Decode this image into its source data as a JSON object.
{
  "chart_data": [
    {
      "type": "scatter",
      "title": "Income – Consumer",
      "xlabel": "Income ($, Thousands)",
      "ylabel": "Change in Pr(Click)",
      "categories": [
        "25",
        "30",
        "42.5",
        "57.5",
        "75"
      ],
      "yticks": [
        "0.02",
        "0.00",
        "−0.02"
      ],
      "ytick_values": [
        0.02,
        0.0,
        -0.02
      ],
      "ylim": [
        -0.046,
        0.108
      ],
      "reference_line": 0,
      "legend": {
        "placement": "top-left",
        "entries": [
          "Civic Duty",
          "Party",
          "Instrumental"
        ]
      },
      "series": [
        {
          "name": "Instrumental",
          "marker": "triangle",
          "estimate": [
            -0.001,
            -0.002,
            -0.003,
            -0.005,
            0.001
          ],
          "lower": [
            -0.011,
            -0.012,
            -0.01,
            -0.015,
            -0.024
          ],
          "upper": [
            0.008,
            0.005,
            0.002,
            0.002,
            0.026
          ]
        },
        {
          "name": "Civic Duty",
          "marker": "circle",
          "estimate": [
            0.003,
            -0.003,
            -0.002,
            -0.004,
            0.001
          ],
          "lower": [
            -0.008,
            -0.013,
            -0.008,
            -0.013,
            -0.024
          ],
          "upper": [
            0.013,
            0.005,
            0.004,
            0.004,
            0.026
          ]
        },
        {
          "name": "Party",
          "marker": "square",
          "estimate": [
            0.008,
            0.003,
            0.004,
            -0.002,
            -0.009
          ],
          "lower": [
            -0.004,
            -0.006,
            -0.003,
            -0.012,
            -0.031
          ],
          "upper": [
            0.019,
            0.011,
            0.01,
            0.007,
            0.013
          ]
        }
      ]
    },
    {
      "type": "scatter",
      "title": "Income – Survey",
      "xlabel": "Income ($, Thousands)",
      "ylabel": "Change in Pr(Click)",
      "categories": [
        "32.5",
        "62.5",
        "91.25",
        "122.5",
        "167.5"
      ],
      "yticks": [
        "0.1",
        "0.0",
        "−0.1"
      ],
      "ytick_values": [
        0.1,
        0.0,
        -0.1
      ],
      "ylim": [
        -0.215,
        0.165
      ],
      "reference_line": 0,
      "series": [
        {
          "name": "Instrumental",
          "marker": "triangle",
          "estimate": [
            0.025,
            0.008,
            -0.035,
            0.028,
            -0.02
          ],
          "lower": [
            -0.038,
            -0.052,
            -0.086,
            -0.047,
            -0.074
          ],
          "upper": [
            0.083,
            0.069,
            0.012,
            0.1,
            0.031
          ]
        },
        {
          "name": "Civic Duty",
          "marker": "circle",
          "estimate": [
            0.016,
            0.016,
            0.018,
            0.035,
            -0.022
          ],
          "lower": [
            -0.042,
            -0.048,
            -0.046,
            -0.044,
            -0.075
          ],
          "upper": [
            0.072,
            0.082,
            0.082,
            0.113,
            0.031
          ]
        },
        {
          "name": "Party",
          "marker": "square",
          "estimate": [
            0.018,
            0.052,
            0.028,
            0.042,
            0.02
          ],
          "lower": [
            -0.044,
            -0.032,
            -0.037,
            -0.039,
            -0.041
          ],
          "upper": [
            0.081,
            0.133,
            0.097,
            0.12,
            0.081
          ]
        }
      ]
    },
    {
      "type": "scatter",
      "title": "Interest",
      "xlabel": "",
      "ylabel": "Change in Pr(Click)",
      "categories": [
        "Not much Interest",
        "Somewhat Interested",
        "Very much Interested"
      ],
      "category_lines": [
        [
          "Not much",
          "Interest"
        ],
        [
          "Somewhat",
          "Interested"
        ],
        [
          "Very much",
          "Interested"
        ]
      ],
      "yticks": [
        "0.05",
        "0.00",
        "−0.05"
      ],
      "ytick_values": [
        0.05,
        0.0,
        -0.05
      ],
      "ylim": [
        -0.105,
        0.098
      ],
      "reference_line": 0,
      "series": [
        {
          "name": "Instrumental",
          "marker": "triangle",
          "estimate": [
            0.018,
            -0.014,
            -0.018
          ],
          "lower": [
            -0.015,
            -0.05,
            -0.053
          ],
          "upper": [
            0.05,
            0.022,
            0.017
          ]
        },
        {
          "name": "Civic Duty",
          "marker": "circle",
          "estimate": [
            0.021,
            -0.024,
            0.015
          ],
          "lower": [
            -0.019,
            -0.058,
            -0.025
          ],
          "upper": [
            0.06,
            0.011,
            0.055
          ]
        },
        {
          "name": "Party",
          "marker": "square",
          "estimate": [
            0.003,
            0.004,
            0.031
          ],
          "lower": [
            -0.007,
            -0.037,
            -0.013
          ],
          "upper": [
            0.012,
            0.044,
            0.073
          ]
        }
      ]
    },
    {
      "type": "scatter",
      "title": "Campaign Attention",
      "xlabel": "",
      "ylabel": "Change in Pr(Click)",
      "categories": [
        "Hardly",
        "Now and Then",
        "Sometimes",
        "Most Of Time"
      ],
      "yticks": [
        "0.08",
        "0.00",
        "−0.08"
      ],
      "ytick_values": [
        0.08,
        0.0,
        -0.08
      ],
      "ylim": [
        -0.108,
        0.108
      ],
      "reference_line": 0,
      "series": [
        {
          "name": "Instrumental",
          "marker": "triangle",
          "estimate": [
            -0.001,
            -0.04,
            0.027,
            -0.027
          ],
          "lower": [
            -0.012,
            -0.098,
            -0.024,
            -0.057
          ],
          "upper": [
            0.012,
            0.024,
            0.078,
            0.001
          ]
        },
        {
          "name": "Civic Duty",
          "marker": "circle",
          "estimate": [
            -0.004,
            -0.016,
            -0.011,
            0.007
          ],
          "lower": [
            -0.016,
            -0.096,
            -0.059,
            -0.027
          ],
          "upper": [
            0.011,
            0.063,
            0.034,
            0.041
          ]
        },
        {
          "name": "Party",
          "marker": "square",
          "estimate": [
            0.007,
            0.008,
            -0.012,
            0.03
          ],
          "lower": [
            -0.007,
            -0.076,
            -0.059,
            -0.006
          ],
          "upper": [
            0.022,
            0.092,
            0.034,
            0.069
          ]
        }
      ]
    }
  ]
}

## [Task brief]
All the data must be duplicated exactly, with nothing added or removed.

## [Exercise output]
Decode this image into its source data as a JSON object.
{
  "chart_data": [
    {
      "type": "scatter",
      "title": "Income – Consumer",
      "xlabel": "Income ($, Thousands)",
      "ylabel": "Change in Pr(Click)",
      "categories": [
        "25",
        "30",
        "42.5",
        "57.5",
        "75"
      ],
      "yticks": [
        "0.02",
        "0.00",
        "−0.02"
      ],
      "ytick_values": [
        0.02,
        0.0,
        -0.02
      ],
      "ylim": [
        -0.046,
        0.108
      ],
      "reference_line": 0,
      "legend": {
        "placement": "top-left",
        "entries": [
          "Civic Duty",
          "Party",
          "Instrumental"
        ]
      },
      "series": [
        {
          "name": "Instrumental",
          "marker": "triangle",
          "estimate": [
            -0.001,
            -0.002,
            -0.003,
            -0.005,
            0.001
          ],
          "lower": [
            -0.011,
            -0.012,
            -0.01,
            -0.015,
            -0.024
          ],
          "upper": [
            0.008,
            0.005,
            0.002,
            0.002,
            0.026
          ]
        },
        {
          "name": "Civic Duty",
          "marker": "circle",
          "estimate": [
            0.003,
            -0.003,
            -0.002,
            -0.004,
            0.001
          ],
          "lower": [
            -0.008,
            -0.013,
            -0.008,
            -0.013,
            -0.024
          ],
          "upper": [
            0.013,
            0.005,
            0.004,
            0.004,
            0.026
          ]
        },
        {
          "name": "Party",
          "marker": "square",
          "estimate": [
            0.008,
            0.003,
            0.004,
            -0.002,
            -0.009
          ],
          "lower": [
            -0.004,
            -0.006,
            -0.003,
            -0.012,
            -0.031
          ],
          "upper": [
            0.019,
            0.011,
            0.01,
            0.007,
            0.013
          ]
        }
      ]
    },
    {
      "type": "scatter",
      "title": "Income – Survey",
      "xlabel": "Income ($, Thousands)",
      "ylabel": "Change in Pr(Click)",
      "categories": [
        "32.5",
        "62.5",
        "91.25",
        "122.5",
        "167.5"
      ],
      "yticks": [
        "0.1",
        "0.0",
        "−0.1"
      ],
      "ytick_values": [
        0.1,
        0.0,
        -0.1
      ],
      "ylim": [
        -0.215,
        0.165
      ],
      "reference_line": 0,
      "series": [
        {
          "name": "Instrumental",
          "marker": "triangle",
          "estimate": [
            0.025,
            0.008,
            -0.035,
            0.028,
            -0.02
          ],
          "lower": [
            -0.038,
            -0.052,
            -0.086,
            -0.047,
            -0.074
          ],
          "upper": [
            0.083,
            0.069,
            0.012,
            0.1,
            0.031
          ]
        },
        {
          "name": "Civic Duty",
          "marker": "circle",
          "estimate": [
            0.016,
            0.016,
            0.018,
            0.035,
            -0.022
          ],
          "lower": [
            -0.042,
            -0.048,
            -0.046,
            -0.044,
            -0.075
          ],
          "upper": [
            0.072,
            0.082,
            0.082,
            0.113,
            0.031
          ]
        },
        {
          "name": "Party",
          "marker": "square",
          "estimate": [
            0.018,
            0.052,
            0.028,
            0.042,
            0.02
          ],
          "lower": [
            -0.044,
            -0.032,
            -0.037,
            -0.039,
            -0.041
          ],
          "upper": [
            0.081,
            0.133,
            0.097,
            0.12,
            0.081
          ]
        }
      ]
    },
    {
      "type": "scatter",
      "title": "Interest",
      "xlabel": "",
      "ylabel": "Change in Pr(Click)",
      "categories": [
        "Not much Interest",
        "Somewhat Interested",
        "Very much Interested"
      ],
      "category_lines": [
        [
          "Not much",
          "Interest"
        ],
        [
          "Somewhat",
          "Interested"
        ],
        [
          "Very much",
          "Interested"
        ]
      ],
      "yticks": [
        "0.05",
        "0.00",
        "−0.05"
      ],
      "ytick_values": [
        0.05,
        0.0,
        -0.05
      ],
      "ylim": [
        -0.105,
        0.098
      ],
      "reference_line": 0,
      "series": [
        {
          "name": "Instrumental",
          "marker": "triangle",
          "estimate": [
            0.018,
            -0.014,
            -0.018
          ],
          "lower": [
            -0.015,
            -0.05,
            -0.053
          ],
          "upper": [
            0.05,
            0.022,
            0.017
          ]
        },
        {
          "name": "Civic Duty",
          "marker": "circle",
          "estimate": [
            0.021,
            -0.024,
            0.015
          ],
          "lower": [
            -0.019,
            -0.058,
            -0.025
          ],
          "upper": [
            0.06,
            0.011,
            0.055
          ]
        },
        {
          "name": "Party",
          "marker": "square",
          "estimate": [
            0.003,
            0.004,
            0.031
          ],
          "lower": [
            -0.007,
            -0.037,
            -0.013
          ],
          "upper": [
            0.012,
            0.044,
            0.073
          ]
        }
      ]
    },
    {
      "type": "scatter",
      "title": "Campaign Attention",
      "xlabel": "",
      "ylabel": "Change in Pr(Click)",
      "categories": [
        "Hardly",
        "Now and Then",
        "Sometimes",
        "Most Of Time"
      ],
      "yticks": [
        "0.08",
        "0.00",
        "−0.08"
      ],
      "ytick_values": [
        0.08,
        0.0,
        -0.08
      ],
      "ylim": [
        -0.108,
        0.108
      ],
      "reference_line": 0,
      "series": [
        {
          "name": "Instrumental",
          "marker": "triangle",
          "estimate": [
            -0.001,
            -0.04,
            0.027,
            -0.027
          ],
          "lower": [
            -0.012,
            -0.098,
            -0.024,
            -0.057
          ],
          "upper": [
            0.012,
            0.024,
            0.078,
            0.001
          ]
        },
        {
          "name": "Civic Duty",
          "marker": "circle",
          "estimate": [
            -0.004,
            -0.016,
            -0.011,
            0.007
          ],
          "lower": [
            -0.016,
            -0.096,
            -0.059,
            -0.027
          ],
          "upper": [
            0.011,
            0.063,
            0.034,
            0.041
          ]
        },
        {
          "name": "Party",
          "marker": "square",
          "estimate": [
            0.007,
            0.008,
            -0.012,
            0.03
          ],
          "lower": [
            -0.007,
            -0.076,
            -0.059,
            -0.006
          ],
          "upper": [
            0.022,
            0.092,
            0.034,
            0.069
          ]
        }
      ]
    }
  ]
}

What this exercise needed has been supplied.